Diagnosing disease before it reveals its presence
A vast class of incurable neurodegenerative disorders are characterized by the aggregation and deposition of aberrant proteins like the amyloid b peptide or a-synuclein, considered to be factors behind the development of Alzheimer's and Parkinson's diseases, respectively. A preclinical test may open new perspectives in the diagnosis of such neurological disorders, as reported by a group of researchers from the University of Milan, who just published a study in Physical Review Applied.
Detecting the onset of such aggregations before the appearance of the symptoms of the disease is currently almost impossible, but some solutions have been proposed. One of the most promising is to take advantage of the same process that determines the spread of the diseases to amplify minute quantities of protein aggregates. This would enable screening small biological samples for the presence of very low concentrations of aberrant aggregates, thus allowing preclinical diagnosis of neurodegenerative diseases.
Recent advances in microfluidic technology allow analysis of protein aggregation in very small samples, but in order to enable such diagnostic approaches, it is necessary to find a way to minimize the risk of false positive or negative detections, which may easily occur when analysing small quantities of biological material.
And here is where the group of researchers from the Center of Complexity and Biosystems comes into play.
The authors of the study addressed the problem with a computational approach. Basically, they simulated the onset of protein aggregations in small samples, in order to study how this process fluctuates depending on the volume of the samples. By doing that, they managed to design and validate a preclinical screening test that could determine the exact number of aggregates within the analysed sample. Such a result will improve the precision and quality of protein aggregation detection, thus representing a first step towards the realization of in vitro tests for early diagnosis of neurodegenerative diseases.
"This is the first proof of concept in silico that could guide the development of a test in vitro to identify neurodegenerative disease before symptoms appear," said Caterina la Porta, biologist and leader of the research group.

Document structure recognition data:
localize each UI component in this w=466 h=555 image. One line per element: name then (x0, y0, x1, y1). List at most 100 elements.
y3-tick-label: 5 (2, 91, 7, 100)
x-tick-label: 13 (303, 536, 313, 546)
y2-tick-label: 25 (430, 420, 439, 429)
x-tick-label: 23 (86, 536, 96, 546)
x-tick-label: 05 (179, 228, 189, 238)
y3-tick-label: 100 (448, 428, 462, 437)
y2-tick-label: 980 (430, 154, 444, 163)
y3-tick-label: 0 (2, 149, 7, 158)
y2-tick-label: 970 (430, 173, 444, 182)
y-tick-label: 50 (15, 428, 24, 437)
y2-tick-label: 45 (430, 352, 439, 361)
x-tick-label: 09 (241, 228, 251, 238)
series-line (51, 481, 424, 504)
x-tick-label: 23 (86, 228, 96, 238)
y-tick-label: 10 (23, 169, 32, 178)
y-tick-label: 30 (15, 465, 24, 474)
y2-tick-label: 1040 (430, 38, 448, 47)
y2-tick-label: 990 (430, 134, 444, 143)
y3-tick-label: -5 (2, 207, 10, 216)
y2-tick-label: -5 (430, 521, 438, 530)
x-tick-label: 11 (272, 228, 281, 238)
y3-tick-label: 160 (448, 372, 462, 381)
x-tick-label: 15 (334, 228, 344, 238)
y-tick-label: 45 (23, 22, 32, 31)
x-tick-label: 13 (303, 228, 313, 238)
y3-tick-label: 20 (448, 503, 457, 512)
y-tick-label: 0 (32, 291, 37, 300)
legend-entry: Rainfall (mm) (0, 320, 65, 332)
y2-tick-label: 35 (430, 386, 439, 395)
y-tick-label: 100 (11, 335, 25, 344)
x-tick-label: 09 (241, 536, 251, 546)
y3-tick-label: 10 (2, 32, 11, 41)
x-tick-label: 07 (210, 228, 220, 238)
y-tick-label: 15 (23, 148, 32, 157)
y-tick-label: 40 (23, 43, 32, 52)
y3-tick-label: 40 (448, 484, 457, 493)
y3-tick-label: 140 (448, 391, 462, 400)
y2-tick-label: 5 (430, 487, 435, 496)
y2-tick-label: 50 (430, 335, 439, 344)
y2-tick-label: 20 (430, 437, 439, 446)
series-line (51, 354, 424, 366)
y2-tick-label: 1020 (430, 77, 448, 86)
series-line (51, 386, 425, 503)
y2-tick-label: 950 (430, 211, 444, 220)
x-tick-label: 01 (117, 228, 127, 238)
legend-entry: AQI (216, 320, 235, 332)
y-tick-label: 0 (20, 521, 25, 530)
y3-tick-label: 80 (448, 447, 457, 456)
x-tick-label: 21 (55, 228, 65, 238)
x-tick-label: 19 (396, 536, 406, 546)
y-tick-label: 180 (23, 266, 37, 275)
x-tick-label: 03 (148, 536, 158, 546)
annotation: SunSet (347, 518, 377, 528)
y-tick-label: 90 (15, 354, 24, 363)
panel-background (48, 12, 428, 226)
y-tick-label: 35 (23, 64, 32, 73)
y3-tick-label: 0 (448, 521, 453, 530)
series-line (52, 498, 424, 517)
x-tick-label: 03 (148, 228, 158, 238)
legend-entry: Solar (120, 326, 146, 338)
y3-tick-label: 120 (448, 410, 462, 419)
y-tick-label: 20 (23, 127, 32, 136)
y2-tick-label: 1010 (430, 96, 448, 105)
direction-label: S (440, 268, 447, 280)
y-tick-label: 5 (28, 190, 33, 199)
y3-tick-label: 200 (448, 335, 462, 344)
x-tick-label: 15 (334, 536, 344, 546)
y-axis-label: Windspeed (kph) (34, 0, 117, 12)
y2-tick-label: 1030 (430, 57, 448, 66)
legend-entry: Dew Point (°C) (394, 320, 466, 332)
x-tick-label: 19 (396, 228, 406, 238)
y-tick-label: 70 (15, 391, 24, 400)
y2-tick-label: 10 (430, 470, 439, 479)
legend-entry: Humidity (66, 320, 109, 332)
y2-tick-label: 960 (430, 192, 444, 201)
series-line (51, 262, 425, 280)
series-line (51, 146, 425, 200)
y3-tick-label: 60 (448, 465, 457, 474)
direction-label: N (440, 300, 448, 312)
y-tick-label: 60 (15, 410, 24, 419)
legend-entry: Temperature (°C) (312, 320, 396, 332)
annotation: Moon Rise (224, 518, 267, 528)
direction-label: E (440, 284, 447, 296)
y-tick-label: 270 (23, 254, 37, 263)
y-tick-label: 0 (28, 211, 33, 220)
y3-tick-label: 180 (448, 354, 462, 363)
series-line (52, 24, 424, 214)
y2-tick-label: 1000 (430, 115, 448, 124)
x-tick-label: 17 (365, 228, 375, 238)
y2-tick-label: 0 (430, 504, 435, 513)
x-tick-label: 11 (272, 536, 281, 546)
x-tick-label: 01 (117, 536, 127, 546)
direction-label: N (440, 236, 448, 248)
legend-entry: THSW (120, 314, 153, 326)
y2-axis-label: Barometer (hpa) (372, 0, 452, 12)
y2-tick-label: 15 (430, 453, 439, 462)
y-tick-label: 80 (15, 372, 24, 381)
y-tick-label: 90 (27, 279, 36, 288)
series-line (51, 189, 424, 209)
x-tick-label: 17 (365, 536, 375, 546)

Required action 1:
Answer these questions about the article on diagnosing neurodegenerative disease:
(a) In which journal did the University of Milan researchers publish their study?
(b) What kind of approach did the authors use to address the problem?
(c) What is Caterina la Porta's profession?
Required action 2: From the article on diagnosing neurodegenerative disease, return the passage from "The authors of" to "early diagnosis of neurodegenerative diseases.".

Response 1:
(a) Physical Review Applied.
(b) A computational approach: they simulated the onset of protein aggregations in small samples.
(c) She is a biologist.

Response 2:
The authors of the study addressed the problem with a computational approach. Basically, they simulated the onset of protein aggregations in small samples, in order to study how this process fluctuates depending on the volume of the samples. By doing that, they managed to design and validate a preclinical screening test that could determine the exact number of aggregates within the analysed sample. Such a result will improve the precision and quality of protein aggregation detection, thus representing a first step towards the realization of in vitro tests for early diagnosis of neurodegenerative diseases.